Como o peronismo destruiu a Argentina

Atribuída ao rei Luís XIV, que a teria proferido diante do Parlamento francês em resposta a uma discussão acalorada, a frase “o Estado sou eu” entrou para a história como a epítome do que não se deseja de um governo: a concentração do poder nas mãos de um homem que se julga acima de todas as instituições.

Quase quatro séculos depois, pouquíssimas monarquias absolutistas sobreviveram à emergência dos ideais republicanos. Contudo, o “espírito” que transfere a um único indivíduo o status de salvador de uma nação mudou de forma, ganhou disfarces democráticos e viajou pelo mundo, assumindo a forma de ditaduras ou de governos populistas que devastaram a cultura e a economia de suas nações, sob a mãos de ferro de líderes carismático, paternalistas e com ares messiânicos. Foi assim com o fascismo de Benito Mussolini, cuja influência atravessou o Atlântico e aterrissou em um país que, no começo do século XX, despontava como potência mundial. Graças a este mesmo espírito, há uma Argentina antes e outra depois de Juan Domingo Perón.

Quase cinquenta anos após a morte do ex-secretário do trabalho que ascendeu à presidência da Argentina sem esconder sua admiração pelo fascismo italiano, seu nome continua a ser ouvido nas convenções do Partido Justicialista e até mesmo em eventos de Estado protagonizados pela legenda: “Por esse grande argentino/Que aprendeu a cativar/A grande massa do povo/Combatendo o capital/Perón, como você é grande!”.

Ocorre que o “combate” de Perón ao capital foi, no mínimo, seletivo: quando morreu, em 1974, seu pequeno patrimônio se transformara em barras de ouro e prata, joias, peças de marfim, dezenas de carros e motocicletas, um avião, duas lanchas e mais de 11 milhões de pesos entre ações na empresa Santa Maria del Monte, sua própria fundação e construções em bairros ricos de Buenos Aires.

São heranças de seu governo também as principais estatais argentinas, bem como uma rígida legislação trabalhista, inspirada na Carta del Lavoro de Mussolini e que sofreu pouquíssimas alterações em meio século – hoje, os produtores argentinos contam com nada menos do que 67 mil regulamentações. Com 40% de sua população na pobreza, 10 milhões de pessoas nas ruas e 60% do orçamento comprometido com programas assistencialistas, a Argentina encara também a fuga da elite financeira do país, graças aos impostos recém-aprovados sobre grandes fortunas, e de jovens cientistas que preferem estudar nos Estados Unidos. A classe média, que já chegou a abranger mais de 60% da população, caiu pela metade.

◆ Enunciado da tarefa ◆
Escreva a continuação do texto acima sobre o peronismo, a partir da última frase apresentada.

◆ Dados fornecidos ◆
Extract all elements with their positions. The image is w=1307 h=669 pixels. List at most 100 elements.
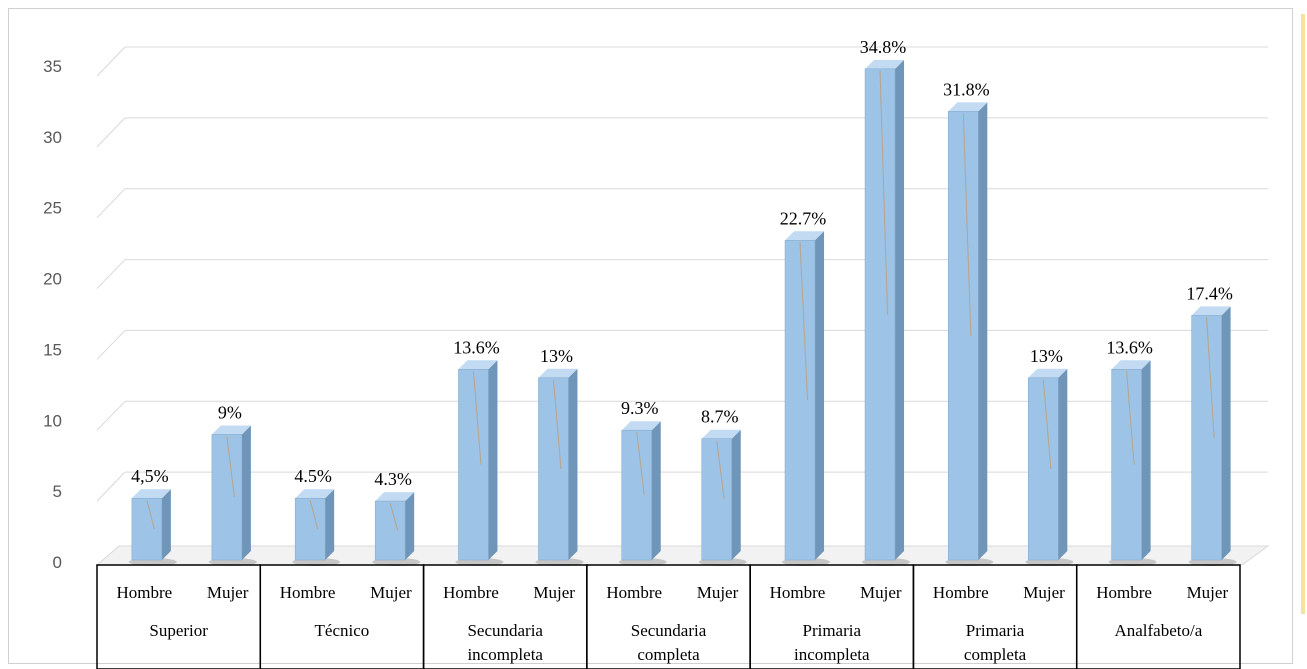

◆ Resposta ao exercício ◆
Os esforços para conter a crise parecem insuficientes, uma vez que a redução de um Estado inflado passa longe da conversa. “O problema é que, de forma geral, os argentinos são intervencionistas e estatistas justamente porque somos paternalistas. Delegamos nossas responsabilidades e decisões ao Estado só porque é muito mais confortável viver sob as asas do papai. O que a gente não percebe é que acabamos abrindo mão dos direitos também. E este é o problema que o peronismo consolidou na Argentina”, explica o economista argentino Aldo Abram, diretor-executivo do think tank Libertad y Progreso.

Carismático e “justiceiro”

Às vésperas da Primeira Guerra Mundial, quando a Argentina comemorou o primeiro centenário de sua independência, a renda per capita do país era superior à de países como Espanha, Itália, Suíça e Suécia, principalmente graças aos bons preços da carne no mercado internacional e a uma constituição essencialmente liberal, que garantia o direito à propriedade, estimulava a imigração e favorecia a entrada de capital estrangeiro. A partir de 1929, contudo, a quebra da Bolsa de Nova York derruba a demanda por commodities e incentiva o protecionismo. Cria-se o terreno perfeito para o surgimento das ideologias nacionalistas.

Em 1943, um golpe militar tiraria o presidente Ramón Castillo do poder; e o secretário de Trabalho que se gabava de ter conversado com o próprio Mussolini em viagem à Itália ganhava a confiança do público ao ajudar a reconstruir a cidade de San Juan, destruída por um terremoto. Foi nesta ocasião que Juan Domingo Perón conquistou não apenas a confiança do público, como a devoção da mulher que seria sua segunda esposa e principal palanque político, Eva Perón. Depois de ser deposto e exilado por um novo golpe, voltou sob o clamor dos sindicatos inflamados por seus discursos — capitaneados pela esposa. Em 1946, seria eleito pela Argentina com quase 53% dos votos.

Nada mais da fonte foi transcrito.